Image element box records:
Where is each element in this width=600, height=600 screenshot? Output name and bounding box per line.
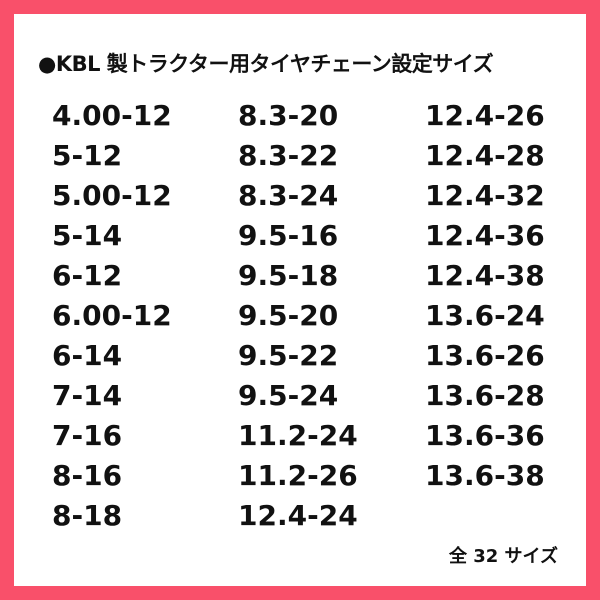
tire-size-item: 12.4-38	[425, 259, 545, 292]
tire-size-item: 11.2-24	[238, 419, 358, 452]
size-column-3: 12.4-26 12.4-28 12.4-32 12.4-36 12.4-38 13.6-…	[425, 98, 545, 498]
tire-size-item: 5-14	[52, 219, 123, 252]
tire-size-item: 5.00-12	[52, 179, 172, 212]
size-column-1: 4.00-12 5-12 5.00-12 5-14 6-12 6.00-12 6-14 7-1…	[52, 98, 172, 538]
tire-size-item: 12.4-26	[425, 99, 545, 132]
tire-size-item: 13.6-26	[425, 339, 545, 372]
tire-size-item: 8-18	[52, 499, 123, 532]
tire-size-item: 12.4-28	[425, 139, 545, 172]
tire-size-item: 8-16	[52, 459, 123, 492]
tire-size-item: 6-14	[52, 339, 123, 372]
tire-size-item: 8.3-20	[238, 99, 339, 132]
tire-size-item: 6.00-12	[52, 299, 172, 332]
tire-size-item: 12.4-32	[425, 179, 545, 212]
tire-size-item: 9.5-16	[238, 219, 339, 252]
tire-size-item: 6-12	[52, 259, 123, 292]
tire-size-item: 8.3-22	[238, 139, 339, 172]
tire-size-item: 12.4-24	[238, 499, 358, 532]
tire-size-item: 5-12	[52, 139, 123, 172]
page-title: ●KBL 製トラクター用タイヤチェーン設定サイズ	[38, 52, 494, 76]
size-column-2: 8.3-20 8.3-22 8.3-24 9.5-16 9.5-18 9.5-20 9.5-…	[238, 98, 358, 538]
tire-size-item: 13.6-38	[425, 459, 545, 492]
tire-size-item: 12.4-36	[425, 219, 545, 252]
content-panel: ●KBL 製トラクター用タイヤチェーン設定サイズ 4.00-12 5-12 5.00…	[14, 14, 586, 586]
tire-size-item: 9.5-24	[238, 379, 339, 412]
tire-size-item: 13.6-24	[425, 299, 545, 332]
tire-size-item: 4.00-12	[52, 99, 172, 132]
tire-size-item: 8.3-24	[238, 179, 339, 212]
tire-size-item: 7-16	[52, 419, 123, 452]
tire-size-item: 7-14	[52, 379, 123, 412]
tire-size-item: 13.6-36	[425, 419, 545, 452]
tire-size-item: 13.6-28	[425, 379, 545, 412]
tire-size-item: 9.5-22	[238, 339, 339, 372]
tire-size-item: 9.5-18	[238, 259, 339, 292]
tire-size-item: 9.5-20	[238, 299, 339, 332]
tire-size-item: 11.2-26	[238, 459, 358, 492]
total-count: 全 32 サイズ	[448, 546, 558, 567]
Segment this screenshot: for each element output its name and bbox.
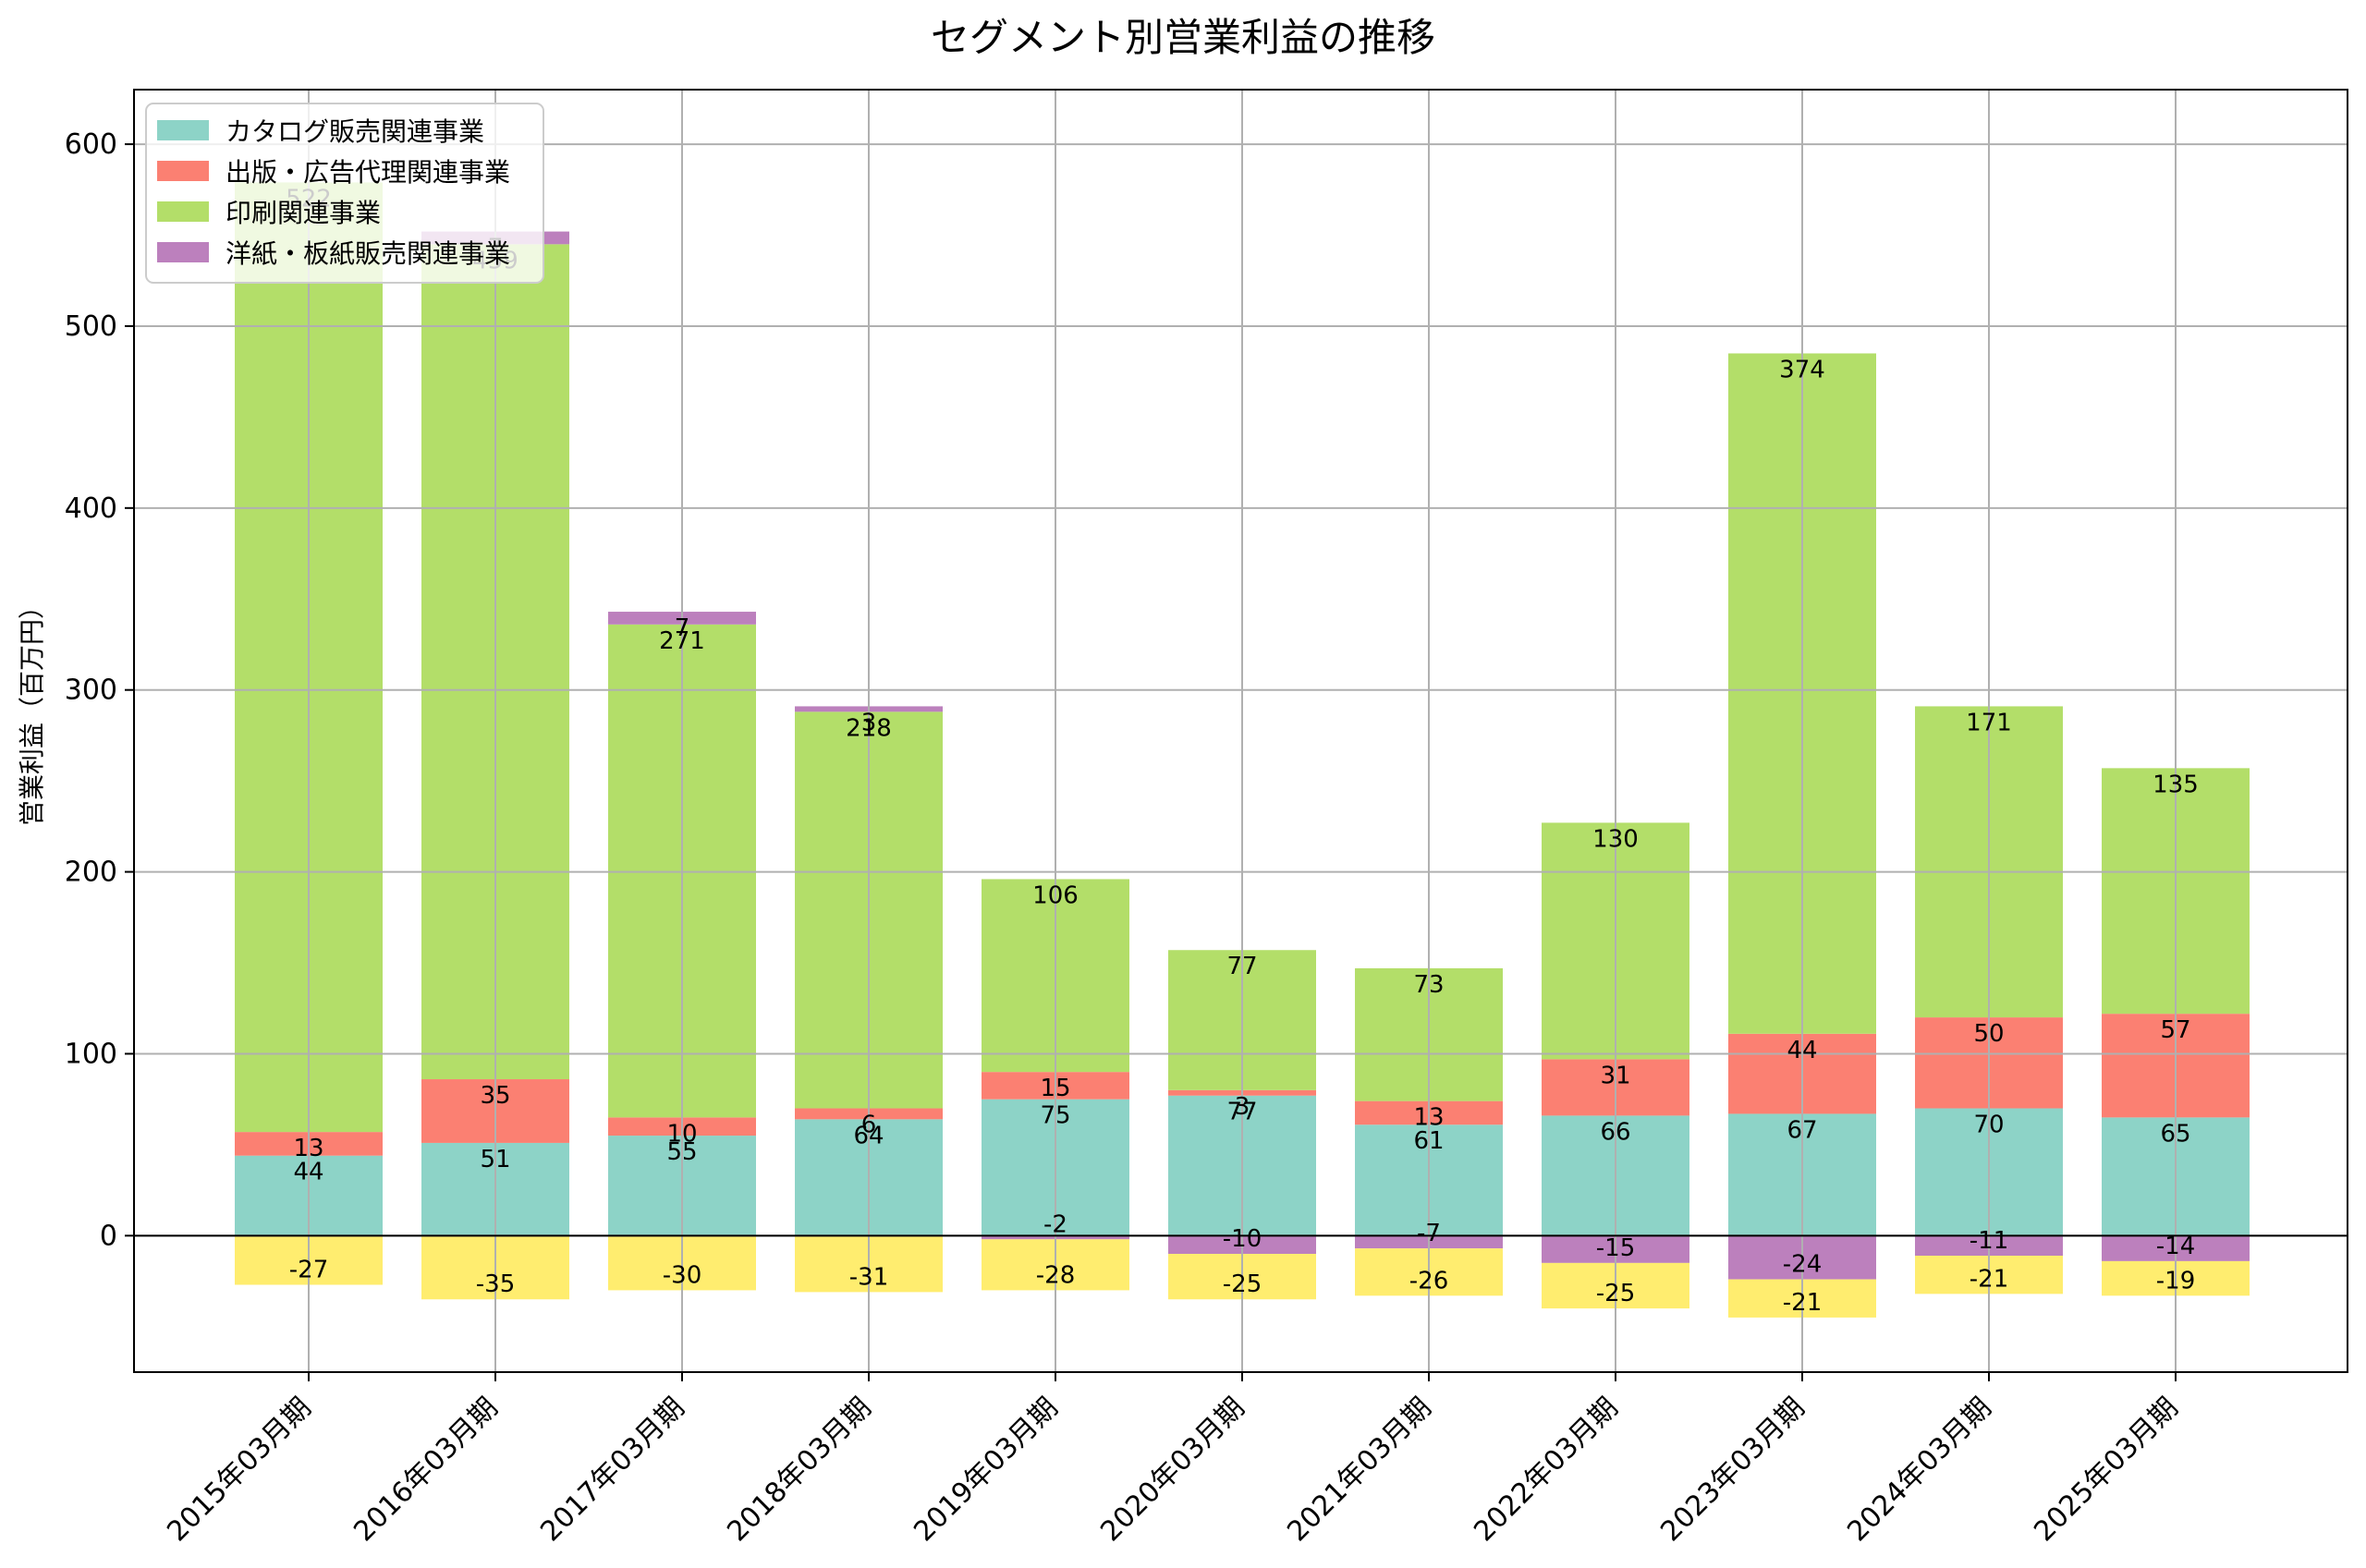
y-tick-label: 500 [65,310,117,343]
data-label: 66 [1600,1118,1630,1146]
x-tick-label: 2016年03月期 [348,1392,504,1548]
data-label: -27 [289,1256,328,1283]
data-label: 7 [675,614,690,642]
data-label: 218 [846,714,892,742]
x-tick-label: 2022年03月期 [1468,1392,1624,1548]
data-label: -11 [1970,1227,2008,1255]
data-label: 73 [1413,971,1444,999]
y-tick-label: 100 [65,1038,117,1070]
data-label: 65 [2160,1120,2190,1148]
y-axis-label: 営業利益（百万円） [17,593,47,826]
x-tick-label: 2025年03月期 [2028,1392,2184,1548]
legend-swatch [157,242,209,262]
data-labels: 4413522-2751354597-3555102717-306462183-… [286,185,2199,1317]
data-label: -28 [1036,1261,1075,1289]
legend-box [145,103,544,284]
data-label: -19 [2156,1267,2195,1295]
legend-label: 洋紙・板紙販売関連事業 [226,238,510,269]
data-label: -7 [1417,1220,1441,1247]
data-label: 271 [659,627,705,655]
data-label: -25 [1596,1280,1635,1307]
data-label: 31 [1600,1062,1630,1089]
chart-title: セグメント別営業利益の推移 [931,15,1435,60]
data-label: 70 [1973,1112,2004,1139]
x-tick-label: 2024年03月期 [1841,1392,1997,1548]
legend-swatch [157,201,209,222]
data-label: -15 [1596,1234,1635,1262]
x-tick-label: 2019年03月期 [908,1392,1064,1548]
data-label: 6 [861,1112,877,1139]
y-tick-label: 400 [65,492,117,525]
data-label: 64 [853,1122,884,1149]
legend-label: カタログ販売関連事業 [226,116,484,147]
y-tick-label: 300 [65,675,117,707]
data-label: -31 [849,1263,888,1291]
data-label: -26 [1409,1267,1448,1295]
legend-label: 印刷関連事業 [226,198,381,228]
x-tick-label: 2015年03月期 [161,1392,317,1548]
y-tick-label: 600 [65,128,117,161]
y-tick-label: 200 [65,857,117,889]
data-label: -14 [2156,1233,2195,1260]
legend-label: 出版・広告代理関連事業 [226,157,510,188]
data-label: -30 [663,1261,701,1289]
data-label: 130 [1592,825,1639,853]
data-label: -24 [1783,1251,1822,1279]
plot-frame [133,89,2348,1373]
data-label: -25 [1223,1270,1262,1298]
data-label: 171 [1966,709,2012,736]
data-label: 374 [1779,356,1825,383]
data-label: 61 [1413,1127,1444,1155]
data-label: -2 [1043,1210,1067,1238]
data-label: 77 [1226,953,1257,980]
data-label: 10 [666,1120,697,1148]
data-label: 3 [861,709,877,736]
data-label: 51 [480,1146,510,1173]
data-label: 44 [1787,1037,1817,1064]
data-label: 57 [2160,1016,2190,1044]
y-tick-label: 0 [100,1220,117,1252]
data-label: 3 [1235,1093,1250,1121]
x-tick-label: 2020年03月期 [1094,1392,1250,1548]
data-label: 35 [480,1082,510,1110]
data-label: -35 [476,1270,515,1298]
data-label: 50 [1973,1020,2004,1048]
data-label: 75 [1040,1102,1070,1130]
data-label: -10 [1223,1225,1262,1253]
x-tick-label: 2018年03月期 [721,1392,877,1548]
data-label: 135 [2153,771,2199,798]
data-label: 55 [666,1138,697,1166]
data-label: 67 [1787,1116,1817,1144]
x-tick-label: 2023年03月期 [1654,1392,1811,1548]
data-label: 77 [1226,1099,1257,1126]
data-label: -21 [1783,1289,1822,1317]
legend-swatch [157,161,209,181]
data-label: -21 [1970,1265,2008,1293]
data-label: 13 [1413,1104,1444,1132]
legend-swatch [157,120,209,140]
data-label: 15 [1040,1075,1070,1102]
x-tick-label: 2017年03月期 [534,1392,690,1548]
x-tick-label: 2021年03月期 [1281,1392,1437,1548]
data-label: 44 [293,1159,323,1186]
data-label: 13 [293,1135,323,1162]
data-label: 106 [1032,881,1079,909]
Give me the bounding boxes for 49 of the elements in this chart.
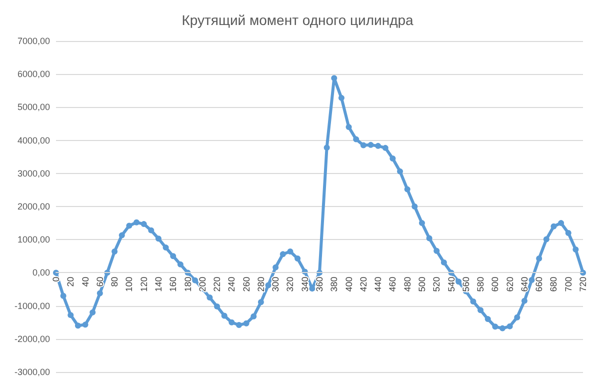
x-tick-label: 180	[182, 276, 193, 292]
x-tick-label: 540	[446, 276, 456, 292]
x-tick-label: 40	[80, 276, 90, 287]
x-tick-label: 280	[256, 276, 266, 292]
y-tick-label: 0,00	[32, 268, 50, 278]
x-tick-label: 580	[476, 276, 486, 292]
x-tick-label: 100	[124, 276, 134, 292]
x-tick-label: 200	[197, 276, 208, 292]
x-tick-label: 20	[66, 276, 76, 287]
x-tick-label: 240	[226, 276, 237, 292]
x-tick-label: 560	[460, 276, 471, 292]
x-tick-label: 640	[519, 276, 530, 292]
x-tick-label: 420	[358, 276, 368, 292]
y-tick-label: 5000,00	[17, 102, 50, 112]
x-tick-label: 680	[548, 276, 559, 292]
x-tick-label: 700	[563, 276, 574, 292]
x-tick-label: 340	[300, 276, 310, 292]
x-tick-label: 220	[212, 276, 222, 292]
x-tick-label: 300	[270, 276, 281, 292]
x-tick-label: 600	[490, 276, 500, 292]
y-tick-label: 4000,00	[17, 135, 50, 146]
chart-title: Крутящий момент одного цилиндра	[182, 12, 414, 28]
x-tick-label: 80	[110, 276, 120, 287]
x-tick-label: 120	[138, 276, 149, 292]
x-tick-label: 520	[432, 276, 442, 292]
x-tick-label: 460	[388, 276, 398, 292]
x-tick-label: 260	[241, 276, 252, 292]
x-tick-label: 140	[153, 276, 164, 292]
x-tick-label: 660	[534, 276, 544, 292]
x-tick-label: 160	[168, 276, 178, 292]
y-tick-label: -3000,00	[14, 367, 50, 377]
y-tick-label: -1000,00	[14, 300, 50, 311]
y-tick-label: 3000,00	[17, 168, 50, 178]
y-tick-label: 6000,00	[17, 69, 50, 80]
x-tick-label: 500	[416, 276, 427, 292]
y-tick-label: 1000,00	[17, 234, 50, 245]
x-tick-label: 320	[285, 276, 296, 292]
x-tick-label: 480	[402, 276, 412, 292]
x-tick-label: 620	[504, 276, 515, 292]
y-tick-label: 7000,00	[17, 36, 50, 46]
x-tick-label: 720	[578, 276, 588, 292]
x-tick-label: 380	[329, 276, 340, 292]
y-tick-label: 2000,00	[17, 202, 50, 212]
x-tick-label: 400	[344, 276, 354, 292]
x-tick-label: 0	[51, 276, 61, 282]
x-tick-label: 440	[373, 276, 384, 292]
y-tick-label: -2000,00	[14, 334, 50, 344]
x-tick-label: 60	[94, 276, 105, 287]
x-tick-label: 360	[314, 276, 324, 292]
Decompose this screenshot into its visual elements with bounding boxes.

* _What the task asks_:
Substitute "legend-marker" for "legend-swatch" in the stretch of the records from the line containing "y-tick-label: 500 [65,310,117,343]" through the line containing "data-label: -14 [2156,1233,2195,1260]", and give that stretch back with everything else unchanged.

* _Solution below_:
y-tick-label: 500 [65,310,117,343]
data-label: 66 [1600,1118,1630,1146]
x-tick-label: 2016年03月期 [348,1392,504,1548]
data-label: -27 [289,1256,328,1283]
data-label: 7 [675,614,690,642]
data-label: 218 [846,714,892,742]
x-tick-label: 2022年03月期 [1468,1392,1624,1548]
data-label: -11 [1970,1227,2008,1255]
data-label: 73 [1413,971,1444,999]
y-tick-label: 100 [65,1038,117,1070]
data-label: 65 [2160,1120,2190,1148]
y-axis-label: 営業利益（百万円） [17,593,47,826]
x-tick-label: 2025年03月期 [2028,1392,2184,1548]
legend-marker [157,242,209,262]
data-labels: 4413522-2751354597-3555102717-306462183-… [286,185,2199,1317]
data-label: -28 [1036,1261,1075,1289]
legend-box [145,103,544,284]
data-label: -19 [2156,1267,2195,1295]
legend-label: 洋紙・板紙販売関連事業 [226,238,510,269]
data-label: -7 [1417,1220,1441,1247]
data-label: 271 [659,627,705,655]
data-label: -25 [1596,1280,1635,1307]
data-label: 31 [1600,1062,1630,1089]
chart-title: セグメント別営業利益の推移 [931,15,1435,60]
data-label: 70 [1973,1112,2004,1139]
x-tick-label: 2024年03月期 [1841,1392,1997,1548]
legend-marker [157,201,209,222]
data-label: -15 [1596,1234,1635,1262]
x-tick-label: 2019年03月期 [908,1392,1064,1548]
data-label: 6 [861,1112,877,1139]
y-tick-label: 400 [65,492,117,525]
data-label: 64 [853,1122,884,1149]
legend-label: カタログ販売関連事業 [226,116,484,147]
y-tick-label: 300 [65,675,117,707]
data-label: -31 [849,1263,888,1291]
data-label: -26 [1409,1267,1448,1295]
legend-label: 印刷関連事業 [226,198,381,228]
x-tick-label: 2015年03月期 [161,1392,317,1548]
y-tick-label: 600 [65,128,117,161]
y-tick-label: 200 [65,857,117,889]
data-label: -14 [2156,1233,2195,1260]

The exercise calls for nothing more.